Begin Data section
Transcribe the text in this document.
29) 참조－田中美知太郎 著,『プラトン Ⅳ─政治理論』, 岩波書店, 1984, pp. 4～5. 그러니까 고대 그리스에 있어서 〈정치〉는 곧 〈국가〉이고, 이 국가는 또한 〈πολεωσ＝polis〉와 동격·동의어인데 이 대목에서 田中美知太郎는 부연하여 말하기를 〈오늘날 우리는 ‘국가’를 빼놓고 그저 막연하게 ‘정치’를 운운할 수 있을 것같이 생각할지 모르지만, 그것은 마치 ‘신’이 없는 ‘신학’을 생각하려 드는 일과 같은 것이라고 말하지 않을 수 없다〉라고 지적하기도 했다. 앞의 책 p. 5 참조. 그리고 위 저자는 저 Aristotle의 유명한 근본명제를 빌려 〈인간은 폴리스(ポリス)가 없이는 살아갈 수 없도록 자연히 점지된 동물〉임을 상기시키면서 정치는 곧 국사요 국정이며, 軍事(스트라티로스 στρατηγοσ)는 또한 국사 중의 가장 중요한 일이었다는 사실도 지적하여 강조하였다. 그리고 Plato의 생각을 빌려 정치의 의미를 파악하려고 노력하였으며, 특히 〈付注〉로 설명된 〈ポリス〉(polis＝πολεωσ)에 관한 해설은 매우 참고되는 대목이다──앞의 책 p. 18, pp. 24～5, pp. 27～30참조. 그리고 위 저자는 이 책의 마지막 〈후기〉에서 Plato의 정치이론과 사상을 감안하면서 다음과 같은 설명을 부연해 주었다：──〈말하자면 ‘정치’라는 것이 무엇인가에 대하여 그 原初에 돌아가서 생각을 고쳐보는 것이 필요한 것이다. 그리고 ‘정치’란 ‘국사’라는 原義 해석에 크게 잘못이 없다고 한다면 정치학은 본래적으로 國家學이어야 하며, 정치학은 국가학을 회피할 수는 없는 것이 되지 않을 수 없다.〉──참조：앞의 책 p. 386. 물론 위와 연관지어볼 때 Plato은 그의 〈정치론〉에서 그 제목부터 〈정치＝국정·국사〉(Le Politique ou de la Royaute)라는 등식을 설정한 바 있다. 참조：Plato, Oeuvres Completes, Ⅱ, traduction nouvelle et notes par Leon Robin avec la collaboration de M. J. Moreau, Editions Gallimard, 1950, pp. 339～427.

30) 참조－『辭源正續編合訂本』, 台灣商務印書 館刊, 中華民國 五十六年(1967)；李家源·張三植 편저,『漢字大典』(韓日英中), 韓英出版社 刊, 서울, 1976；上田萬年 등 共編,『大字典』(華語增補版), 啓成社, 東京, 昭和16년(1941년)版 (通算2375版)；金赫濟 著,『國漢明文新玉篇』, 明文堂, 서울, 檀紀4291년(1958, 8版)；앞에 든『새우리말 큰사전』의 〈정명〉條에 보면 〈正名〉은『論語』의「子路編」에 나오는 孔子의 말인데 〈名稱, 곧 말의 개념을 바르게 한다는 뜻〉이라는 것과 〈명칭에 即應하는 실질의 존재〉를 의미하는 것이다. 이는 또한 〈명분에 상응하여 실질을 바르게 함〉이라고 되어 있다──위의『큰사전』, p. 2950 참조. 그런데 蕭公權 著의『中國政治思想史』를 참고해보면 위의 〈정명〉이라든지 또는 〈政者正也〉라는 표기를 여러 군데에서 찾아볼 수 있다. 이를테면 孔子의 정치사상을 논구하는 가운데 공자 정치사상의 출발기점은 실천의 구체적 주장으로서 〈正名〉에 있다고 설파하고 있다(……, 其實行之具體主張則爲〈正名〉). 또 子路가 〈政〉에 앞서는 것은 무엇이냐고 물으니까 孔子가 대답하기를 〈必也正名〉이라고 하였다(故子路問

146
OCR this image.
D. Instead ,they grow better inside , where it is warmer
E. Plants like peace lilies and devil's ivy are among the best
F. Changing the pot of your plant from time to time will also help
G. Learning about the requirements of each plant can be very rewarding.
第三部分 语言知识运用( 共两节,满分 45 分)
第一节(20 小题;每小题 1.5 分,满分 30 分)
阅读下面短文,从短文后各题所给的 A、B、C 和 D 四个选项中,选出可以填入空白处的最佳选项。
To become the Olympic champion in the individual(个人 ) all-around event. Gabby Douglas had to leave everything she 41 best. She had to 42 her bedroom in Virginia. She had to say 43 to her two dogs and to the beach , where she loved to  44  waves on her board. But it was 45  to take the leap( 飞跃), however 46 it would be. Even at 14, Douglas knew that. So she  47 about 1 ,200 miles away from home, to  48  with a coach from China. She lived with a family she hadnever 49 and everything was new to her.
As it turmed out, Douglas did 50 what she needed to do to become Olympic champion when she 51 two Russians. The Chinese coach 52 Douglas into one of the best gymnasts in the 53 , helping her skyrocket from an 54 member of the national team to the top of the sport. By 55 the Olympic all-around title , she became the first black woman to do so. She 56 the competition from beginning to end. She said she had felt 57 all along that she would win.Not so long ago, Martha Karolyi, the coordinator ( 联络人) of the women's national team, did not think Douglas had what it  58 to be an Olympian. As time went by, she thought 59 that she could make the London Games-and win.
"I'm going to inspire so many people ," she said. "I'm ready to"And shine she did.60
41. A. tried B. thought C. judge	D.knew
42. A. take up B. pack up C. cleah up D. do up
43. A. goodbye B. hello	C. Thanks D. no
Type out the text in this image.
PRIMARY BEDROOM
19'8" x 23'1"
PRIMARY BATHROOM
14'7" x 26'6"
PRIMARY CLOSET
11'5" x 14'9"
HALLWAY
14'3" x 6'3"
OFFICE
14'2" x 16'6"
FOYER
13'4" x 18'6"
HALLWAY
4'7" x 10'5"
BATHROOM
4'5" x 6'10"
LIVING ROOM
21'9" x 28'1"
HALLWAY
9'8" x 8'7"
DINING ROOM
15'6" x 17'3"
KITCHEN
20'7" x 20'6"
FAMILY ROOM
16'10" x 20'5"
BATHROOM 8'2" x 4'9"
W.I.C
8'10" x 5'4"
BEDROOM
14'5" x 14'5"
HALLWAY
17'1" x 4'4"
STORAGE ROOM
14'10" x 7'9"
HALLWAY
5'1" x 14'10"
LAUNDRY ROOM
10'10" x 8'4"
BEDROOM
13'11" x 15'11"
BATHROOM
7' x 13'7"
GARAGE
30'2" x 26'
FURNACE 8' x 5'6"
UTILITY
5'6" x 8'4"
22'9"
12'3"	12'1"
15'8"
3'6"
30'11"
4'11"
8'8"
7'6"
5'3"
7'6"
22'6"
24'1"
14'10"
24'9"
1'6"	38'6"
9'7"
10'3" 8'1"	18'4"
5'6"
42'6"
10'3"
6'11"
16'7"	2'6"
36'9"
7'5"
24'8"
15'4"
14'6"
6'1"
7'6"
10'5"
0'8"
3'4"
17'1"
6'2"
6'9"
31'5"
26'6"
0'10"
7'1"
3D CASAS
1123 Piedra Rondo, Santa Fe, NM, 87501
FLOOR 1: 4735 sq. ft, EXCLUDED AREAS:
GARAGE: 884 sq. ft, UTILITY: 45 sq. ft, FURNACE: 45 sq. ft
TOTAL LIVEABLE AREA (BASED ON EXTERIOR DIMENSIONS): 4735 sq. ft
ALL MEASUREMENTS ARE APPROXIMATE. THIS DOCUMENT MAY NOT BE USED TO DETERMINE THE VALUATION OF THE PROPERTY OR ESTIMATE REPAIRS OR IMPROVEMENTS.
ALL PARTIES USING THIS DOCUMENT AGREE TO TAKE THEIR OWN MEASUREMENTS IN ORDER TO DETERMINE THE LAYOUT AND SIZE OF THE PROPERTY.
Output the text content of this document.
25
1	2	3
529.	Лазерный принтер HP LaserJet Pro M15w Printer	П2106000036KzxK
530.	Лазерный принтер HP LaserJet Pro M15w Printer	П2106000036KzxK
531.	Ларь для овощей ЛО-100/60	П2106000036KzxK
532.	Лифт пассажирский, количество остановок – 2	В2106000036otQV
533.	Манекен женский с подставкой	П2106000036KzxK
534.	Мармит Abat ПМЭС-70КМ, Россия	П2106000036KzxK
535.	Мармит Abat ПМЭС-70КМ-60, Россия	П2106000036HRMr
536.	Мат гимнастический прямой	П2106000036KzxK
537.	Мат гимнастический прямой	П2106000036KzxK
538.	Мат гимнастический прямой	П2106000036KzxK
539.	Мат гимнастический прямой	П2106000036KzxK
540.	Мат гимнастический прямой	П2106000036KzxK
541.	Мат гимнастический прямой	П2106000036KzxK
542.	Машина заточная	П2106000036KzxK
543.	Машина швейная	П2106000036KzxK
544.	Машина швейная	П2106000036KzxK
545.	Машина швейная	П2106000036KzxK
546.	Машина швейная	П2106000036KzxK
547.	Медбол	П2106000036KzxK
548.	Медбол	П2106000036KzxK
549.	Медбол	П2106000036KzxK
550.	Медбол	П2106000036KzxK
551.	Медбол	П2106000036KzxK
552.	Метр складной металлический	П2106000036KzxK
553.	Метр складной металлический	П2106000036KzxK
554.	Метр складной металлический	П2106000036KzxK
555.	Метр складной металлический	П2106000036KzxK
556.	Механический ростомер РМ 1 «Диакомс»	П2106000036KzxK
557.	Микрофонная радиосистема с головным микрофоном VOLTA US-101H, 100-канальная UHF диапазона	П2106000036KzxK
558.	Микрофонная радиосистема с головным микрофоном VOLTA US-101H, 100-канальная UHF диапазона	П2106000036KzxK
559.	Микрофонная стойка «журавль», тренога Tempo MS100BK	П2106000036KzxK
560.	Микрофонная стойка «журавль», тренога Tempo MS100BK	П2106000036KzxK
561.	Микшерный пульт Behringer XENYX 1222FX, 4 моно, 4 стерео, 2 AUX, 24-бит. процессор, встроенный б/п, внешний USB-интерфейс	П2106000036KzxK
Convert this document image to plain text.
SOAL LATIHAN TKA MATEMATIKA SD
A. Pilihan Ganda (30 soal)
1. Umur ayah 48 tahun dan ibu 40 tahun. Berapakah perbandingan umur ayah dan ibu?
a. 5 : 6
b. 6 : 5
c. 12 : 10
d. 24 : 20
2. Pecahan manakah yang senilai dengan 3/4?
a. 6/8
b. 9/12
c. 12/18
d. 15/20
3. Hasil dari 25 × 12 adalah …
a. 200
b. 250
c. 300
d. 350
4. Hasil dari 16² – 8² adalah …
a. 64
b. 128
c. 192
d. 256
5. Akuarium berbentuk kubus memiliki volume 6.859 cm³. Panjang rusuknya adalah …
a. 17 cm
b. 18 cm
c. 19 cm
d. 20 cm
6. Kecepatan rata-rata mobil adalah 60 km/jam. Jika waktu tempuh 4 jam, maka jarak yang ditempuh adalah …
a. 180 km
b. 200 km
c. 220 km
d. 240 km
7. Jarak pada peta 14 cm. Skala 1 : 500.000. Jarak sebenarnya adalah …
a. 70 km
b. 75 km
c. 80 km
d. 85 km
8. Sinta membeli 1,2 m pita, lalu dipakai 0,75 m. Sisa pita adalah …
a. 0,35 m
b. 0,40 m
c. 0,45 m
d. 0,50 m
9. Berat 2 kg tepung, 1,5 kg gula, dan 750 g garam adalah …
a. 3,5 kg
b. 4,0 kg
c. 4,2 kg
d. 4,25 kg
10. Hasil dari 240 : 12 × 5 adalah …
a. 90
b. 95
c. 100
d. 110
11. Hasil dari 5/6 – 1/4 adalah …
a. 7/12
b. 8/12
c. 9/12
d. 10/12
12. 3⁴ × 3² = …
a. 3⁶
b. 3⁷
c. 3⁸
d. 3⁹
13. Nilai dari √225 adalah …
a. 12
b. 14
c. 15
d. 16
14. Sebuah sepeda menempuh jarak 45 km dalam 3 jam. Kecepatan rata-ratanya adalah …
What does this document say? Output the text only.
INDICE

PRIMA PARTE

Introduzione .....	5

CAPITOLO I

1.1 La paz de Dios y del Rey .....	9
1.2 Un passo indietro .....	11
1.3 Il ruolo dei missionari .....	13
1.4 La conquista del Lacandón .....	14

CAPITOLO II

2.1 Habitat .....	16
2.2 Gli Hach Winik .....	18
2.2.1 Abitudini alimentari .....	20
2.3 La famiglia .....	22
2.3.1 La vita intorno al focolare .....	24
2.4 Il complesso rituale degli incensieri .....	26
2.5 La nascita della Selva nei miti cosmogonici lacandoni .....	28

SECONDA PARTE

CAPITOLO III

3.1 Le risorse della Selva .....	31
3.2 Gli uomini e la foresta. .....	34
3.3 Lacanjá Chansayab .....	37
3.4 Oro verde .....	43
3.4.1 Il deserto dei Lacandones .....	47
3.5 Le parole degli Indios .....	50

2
End Data section
What to do>
Search the preceding listing for "FURNACE" and extract every line where it is found.

Correct result>
FURNACE 8' x 5'6"
GARAGE: 884 sq. ft, UTILITY: 45 sq. ft, FURNACE: 45 sq. ft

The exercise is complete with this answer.